## START

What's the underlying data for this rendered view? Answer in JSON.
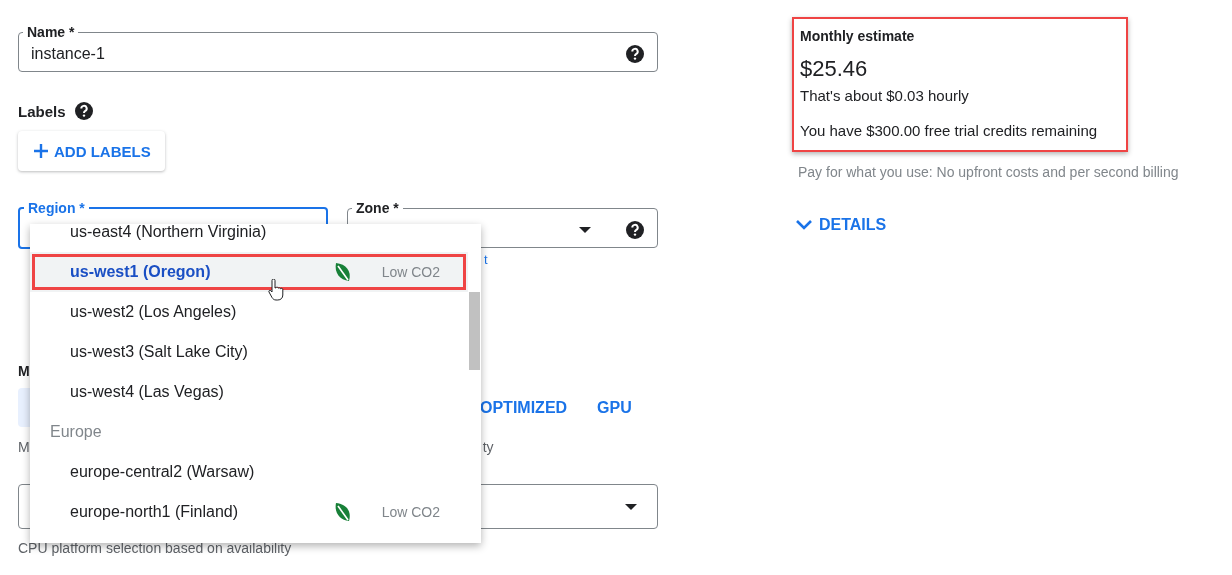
{
  "name_field": {
    "label": "Name *",
    "value": "instance-1"
  },
  "labels": {
    "label": "Labels",
    "button": "ADD LABELS"
  },
  "region_field": {
    "label": "Region *",
    "focused": true
  },
  "zone_field": {
    "label": "Zone *",
    "hint_fragment": "t"
  },
  "machine_section": {
    "label_fragment": "M",
    "tabs": [
      {
        "label": "OPTIMIZED",
        "selected": false
      },
      {
        "label": "GPU",
        "selected": false
      }
    ],
    "description_fragments": [
      "M",
      "ty"
    ]
  },
  "cpu_platform": {
    "hint": "CPU platform selection based on availability"
  },
  "region_dropdown": {
    "items": [
      {
        "kind": "option",
        "label": "us-east4 (Northern Virginia)",
        "selected": false,
        "highlighted": false
      },
      {
        "kind": "option",
        "label": "us-west1 (Oregon)",
        "selected": true,
        "highlighted": true,
        "badge": "Low CO2"
      },
      {
        "kind": "option",
        "label": "us-west2 (Los Angeles)",
        "selected": false,
        "highlighted": false
      },
      {
        "kind": "option",
        "label": "us-west3 (Salt Lake City)",
        "selected": false,
        "highlighted": false
      },
      {
        "kind": "option",
        "label": "us-west4 (Las Vegas)",
        "selected": false,
        "highlighted": false
      },
      {
        "kind": "group",
        "label": "Europe"
      },
      {
        "kind": "option",
        "label": "europe-central2 (Warsaw)",
        "selected": false,
        "highlighted": false
      },
      {
        "kind": "option",
        "label": "europe-north1 (Finland)",
        "selected": false,
        "highlighted": false,
        "badge": "Low CO2"
      }
    ]
  },
  "estimate": {
    "title": "Monthly estimate",
    "amount": "$25.46",
    "hourly": "That's about $0.03 hourly",
    "credits": "You have $300.00 free trial credits remaining",
    "highlighted": true
  },
  "billing_note": "Pay for what you use: No upfront costs and per second billing",
  "details_button": "DETAILS"
}
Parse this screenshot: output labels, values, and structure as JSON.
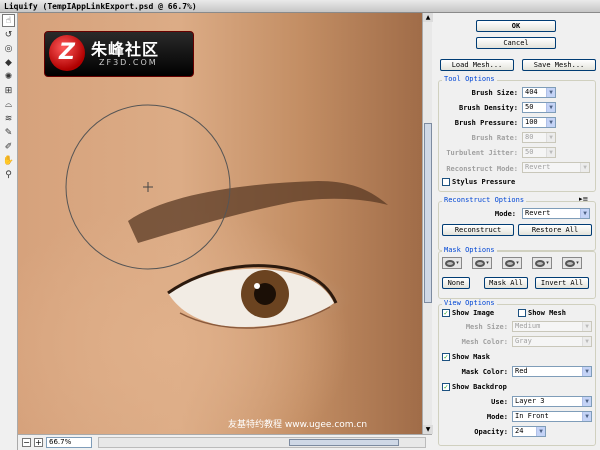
{
  "window": {
    "title": "Liquify (TempIAppLinkExport.psd @ 66.7%)"
  },
  "logo": {
    "cn": "朱峰社区",
    "en": "ZF3D.COM"
  },
  "watermark": "友基特约教程  www.ugee.com.cn",
  "statusbar": {
    "zoom": "66.7%",
    "zoom_in": "+",
    "zoom_out": "−"
  },
  "panel": {
    "ok_label": "OK",
    "cancel_label": "Cancel",
    "load_mesh_label": "Load Mesh...",
    "save_mesh_label": "Save Mesh...",
    "tool_options": {
      "title": "Tool Options",
      "brush_size_label": "Brush Size:",
      "brush_size": "404",
      "brush_density_label": "Brush Density:",
      "brush_density": "50",
      "brush_pressure_label": "Brush Pressure:",
      "brush_pressure": "100",
      "brush_rate_label": "Brush Rate:",
      "brush_rate": "80",
      "turbulent_jitter_label": "Turbulent Jitter:",
      "turbulent_jitter": "50",
      "reconstruct_mode_label": "Reconstruct Mode:",
      "reconstruct_mode": "Revert",
      "stylus_pressure_label": "Stylus Pressure"
    },
    "reconstruct_options": {
      "title": "Reconstruct Options",
      "mode_label": "Mode:",
      "mode": "Revert",
      "reconstruct_label": "Reconstruct",
      "restore_all_label": "Restore All"
    },
    "mask_options": {
      "title": "Mask Options",
      "none_label": "None",
      "mask_all_label": "Mask All",
      "invert_all_label": "Invert All"
    },
    "view_options": {
      "title": "View Options",
      "show_image_label": "Show Image",
      "show_mesh_label": "Show Mesh",
      "mesh_size_label": "Mesh Size:",
      "mesh_size": "Medium",
      "mesh_color_label": "Mesh Color:",
      "mesh_color": "Gray",
      "show_mask_label": "Show Mask",
      "mask_color_label": "Mask Color:",
      "mask_color": "Red",
      "show_backdrop_label": "Show Backdrop",
      "use_label": "Use:",
      "use": "Layer 3",
      "mode_label": "Mode:",
      "mode": "In Front",
      "opacity_label": "Opacity:",
      "opacity": "24"
    }
  },
  "colors": {
    "accent": "#0046d5",
    "skin": "#d6a27c"
  }
}
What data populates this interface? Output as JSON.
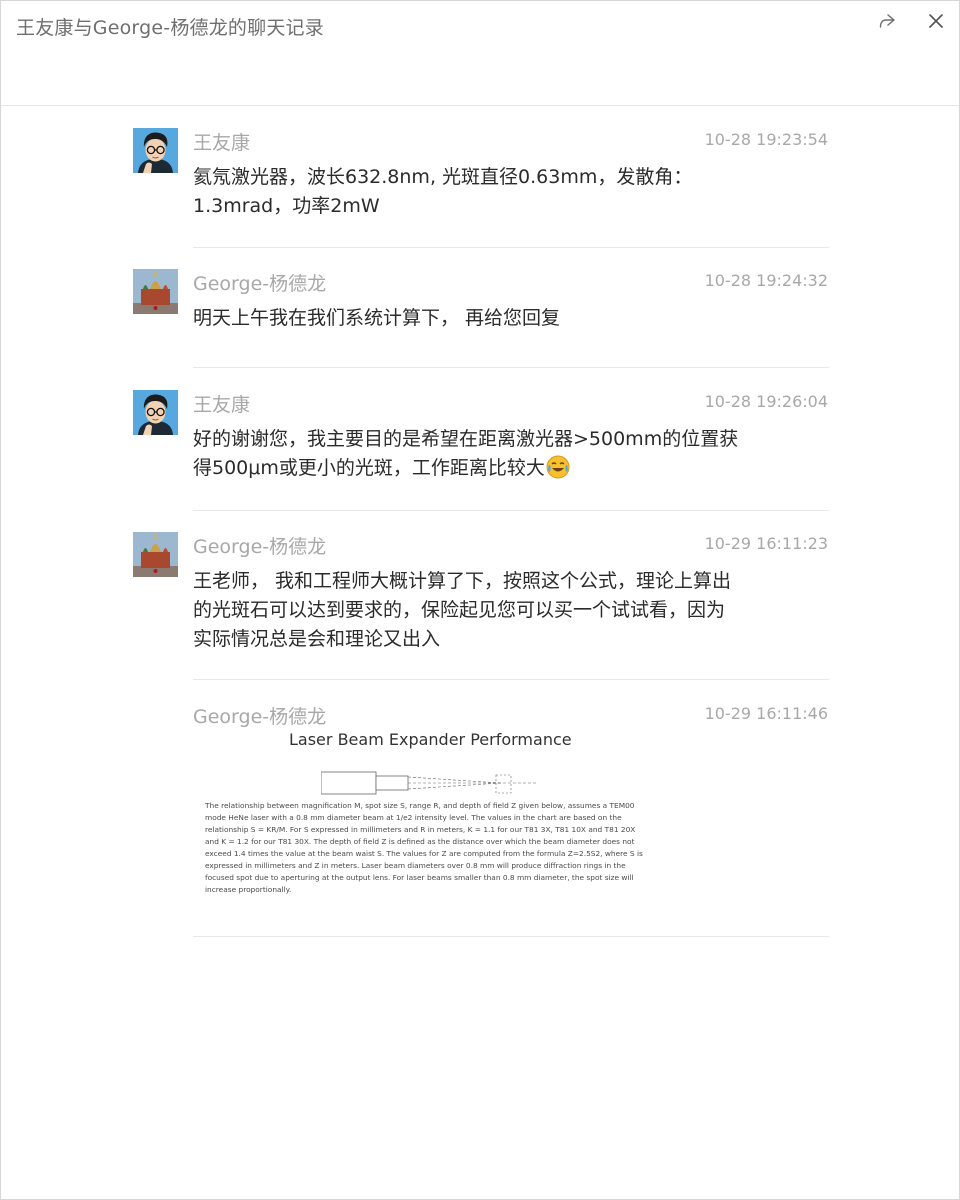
{
  "window": {
    "title": "王友康与George-杨德龙的聊天记录",
    "share_icon": "share-forward-icon",
    "close_icon": "close-icon"
  },
  "messages": [
    {
      "sender": "王友康",
      "time": "10-28 19:23:54",
      "avatar": "cartoon-avatar-glasses",
      "lines": [
        "氦氖激光器，波长632.8nm, 光斑直径0.63mm，发散角：",
        "1.3mrad，功率2mW"
      ]
    },
    {
      "sender": "George-杨德龙",
      "time": "10-28 19:24:32",
      "avatar": "photo-avatar-cathedral",
      "lines": [
        "明天上午我在我们系统计算下， 再给您回复"
      ]
    },
    {
      "sender": "王友康",
      "time": "10-28 19:26:04",
      "avatar": "cartoon-avatar-glasses",
      "lines": [
        "好的谢谢您，我主要目的是希望在距离激光器>500mm的位置获",
        "得500μm或更小的光斑，工作距离比较大"
      ],
      "emoji": "laughing-crying-emoji"
    },
    {
      "sender": "George-杨德龙",
      "time": "10-29 16:11:23",
      "avatar": "photo-avatar-cathedral",
      "lines": [
        "王老师， 我和工程师大概计算了下，按照这个公式，理论上算出",
        "的光斑石可以达到要求的，保险起见您可以买一个试试看，因为",
        "实际情况总是会和理论又出入"
      ]
    },
    {
      "sender": "George-杨德龙",
      "time": "10-29 16:11:46",
      "attachment": {
        "title": "Laser Beam Expander Performance",
        "body": "The relationship between magnification M, spot size S, range R, and depth of field Z given below, assumes a TEM00 mode HeNe laser with a 0.8 mm diameter beam at 1/e2 intensity level. The values in the chart are based on the relationship S = KR/M. For S expressed in millimeters and R in meters, K = 1.1 for our T81 3X, T81 10X and T81 20X and K = 1.2 for our T81 30X. The depth of field Z is defined as the distance over which the beam diameter does not exceed 1.4 times the value at the beam waist S. The values for Z are computed from the formula Z=2.5S2, where S is expressed in millimeters and Z in meters. Laser beam diameters over 0.8 mm will produce diffraction rings in the focused spot due to aperturing at the output lens. For laser beams smaller than 0.8 mm diameter, the spot size will increase proportionally."
      }
    }
  ]
}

## END

From the listing above, print every entry precisely and drop the pictures.

What's the underlying data for this rendered view? Answer in JSON.
{
  "name_field": {
    "label": "Name *",
    "value": "instance-1"
  },
  "labels": {
    "label": "Labels",
    "button": "ADD LABELS"
  },
  "region_field": {
    "label": "Region *",
    "focused": true
  },
  "zone_field": {
    "label": "Zone *",
    "hint_fragment": "t"
  },
  "machine_section": {
    "label_fragment": "M",
    "tabs": [
      {
        "label": "OPTIMIZED",
        "selected": false
      },
      {
        "label": "GPU",
        "selected": false
      }
    ],
    "description_fragments": [
      "M",
      "ty"
    ]
  },
  "cpu_platform": {
    "hint": "CPU platform selection based on availability"
  },
  "region_dropdown": {
    "items": [
      {
        "kind": "option",
        "label": "us-east4 (Northern Virginia)",
        "selected": false,
        "highlighted": false
      },
      {
        "kind": "option",
        "label": "us-west1 (Oregon)",
        "selected": true,
        "highlighted": true,
        "badge": "Low CO2"
      },
      {
        "kind": "option",
        "label": "us-west2 (Los Angeles)",
        "selected": false,
        "highlighted": false
      },
      {
        "kind": "option",
        "label": "us-west3 (Salt Lake City)",
        "selected": false,
        "highlighted": false
      },
      {
        "kind": "option",
        "label": "us-west4 (Las Vegas)",
        "selected": false,
        "highlighted": false
      },
      {
        "kind": "group",
        "label": "Europe"
      },
      {
        "kind": "option",
        "label": "europe-central2 (Warsaw)",
        "selected": false,
        "highlighted": false
      },
      {
        "kind": "option",
        "label": "europe-north1 (Finland)",
        "selected": false,
        "highlighted": false,
        "badge": "Low CO2"
      }
    ]
  },
  "estimate": {
    "title": "Monthly estimate",
    "amount": "$25.46",
    "hourly": "That's about $0.03 hourly",
    "credits": "You have $300.00 free trial credits remaining",
    "highlighted": true
  },
  "billing_note": "Pay for what you use: No upfront costs and per second billing",
  "details_button": "DETAILS"
}
Parse this screenshot: output labels, values, and structure as JSON.
{
  "window": {
    "title": "Liquify (TempIAppLinkExport.psd @ 66.7%)"
  },
  "logo": {
    "cn": "朱峰社区",
    "en": "ZF3D.COM"
  },
  "watermark": "友基特约教程  www.ugee.com.cn",
  "statusbar": {
    "zoom": "66.7%",
    "zoom_in": "+",
    "zoom_out": "−"
  },
  "panel": {
    "ok_label": "OK",
    "cancel_label": "Cancel",
    "load_mesh_label": "Load Mesh...",
    "save_mesh_label": "Save Mesh...",
    "tool_options": {
      "title": "Tool Options",
      "brush_size_label": "Brush Size:",
      "brush_size": "404",
      "brush_density_label": "Brush Density:",
      "brush_density": "50",
      "brush_pressure_label": "Brush Pressure:",
      "brush_pressure": "100",
      "brush_rate_label": "Brush Rate:",
      "brush_rate": "80",
      "turbulent_jitter_label": "Turbulent Jitter:",
      "turbulent_jitter": "50",
      "reconstruct_mode_label": "Reconstruct Mode:",
      "reconstruct_mode": "Revert",
      "stylus_pressure_label": "Stylus Pressure"
    },
    "reconstruct_options": {
      "title": "Reconstruct Options",
      "mode_label": "Mode:",
      "mode": "Revert",
      "reconstruct_label": "Reconstruct",
      "restore_all_label": "Restore All"
    },
    "mask_options": {
      "title": "Mask Options",
      "none_label": "None",
      "mask_all_label": "Mask All",
      "invert_all_label": "Invert All"
    },
    "view_options": {
      "title": "View Options",
      "show_image_label": "Show Image",
      "show_mesh_label": "Show Mesh",
      "mesh_size_label": "Mesh Size:",
      "mesh_size": "Medium",
      "mesh_color_label": "Mesh Color:",
      "mesh_color": "Gray",
      "show_mask_label": "Show Mask",
      "mask_color_label": "Mask Color:",
      "mask_color": "Red",
      "show_backdrop_label": "Show Backdrop",
      "use_label": "Use:",
      "use": "Layer 3",
      "mode_label": "Mode:",
      "mode": "In Front",
      "opacity_label": "Opacity:",
      "opacity": "24"
    }
  },
  "colors": {
    "accent": "#0046d5",
    "skin": "#d6a27c"
  }
}
What data populates this interface? Output as JSON.
{
  "window": {
    "title": "王友康与George-杨德龙的聊天记录",
    "share_icon": "share-forward-icon",
    "close_icon": "close-icon"
  },
  "messages": [
    {
      "sender": "王友康",
      "time": "10-28 19:23:54",
      "avatar": "cartoon-avatar-glasses",
      "lines": [
        "氦氖激光器，波长632.8nm, 光斑直径0.63mm，发散角：",
        "1.3mrad，功率2mW"
      ]
    },
    {
      "sender": "George-杨德龙",
      "time": "10-28 19:24:32",
      "avatar": "photo-avatar-cathedral",
      "lines": [
        "明天上午我在我们系统计算下， 再给您回复"
      ]
    },
    {
      "sender": "王友康",
      "time": "10-28 19:26:04",
      "avatar": "cartoon-avatar-glasses",
      "lines": [
        "好的谢谢您，我主要目的是希望在距离激光器>500mm的位置获",
        "得500μm或更小的光斑，工作距离比较大"
      ],
      "emoji": "laughing-crying-emoji"
    },
    {
      "sender": "George-杨德龙",
      "time": "10-29 16:11:23",
      "avatar": "photo-avatar-cathedral",
      "lines": [
        "王老师， 我和工程师大概计算了下，按照这个公式，理论上算出",
        "的光斑石可以达到要求的，保险起见您可以买一个试试看，因为",
        "实际情况总是会和理论又出入"
      ]
    },
    {
      "sender": "George-杨德龙",
      "time": "10-29 16:11:46",
      "attachment": {
        "title": "Laser Beam Expander Performance",
        "body": "The relationship between magnification M, spot size S, range R, and depth of field Z given below, assumes a TEM00 mode HeNe laser with a 0.8 mm diameter beam at 1/e2 intensity level. The values in the chart are based on the relationship S = KR/M. For S expressed in millimeters and R in meters, K = 1.1 for our T81 3X, T81 10X and T81 20X and K = 1.2 for our T81 30X. The depth of field Z is defined as the distance over which the beam diameter does not exceed 1.4 times the value at the beam waist S. The values for Z are computed from the formula Z=2.5S2, where S is expressed in millimeters and Z in meters. Laser beam diameters over 0.8 mm will produce diffraction rings in the focused spot due to aperturing at the output lens. For laser beams smaller than 0.8 mm diameter, the spot size will increase proportionally."
      }
    }
  ]
}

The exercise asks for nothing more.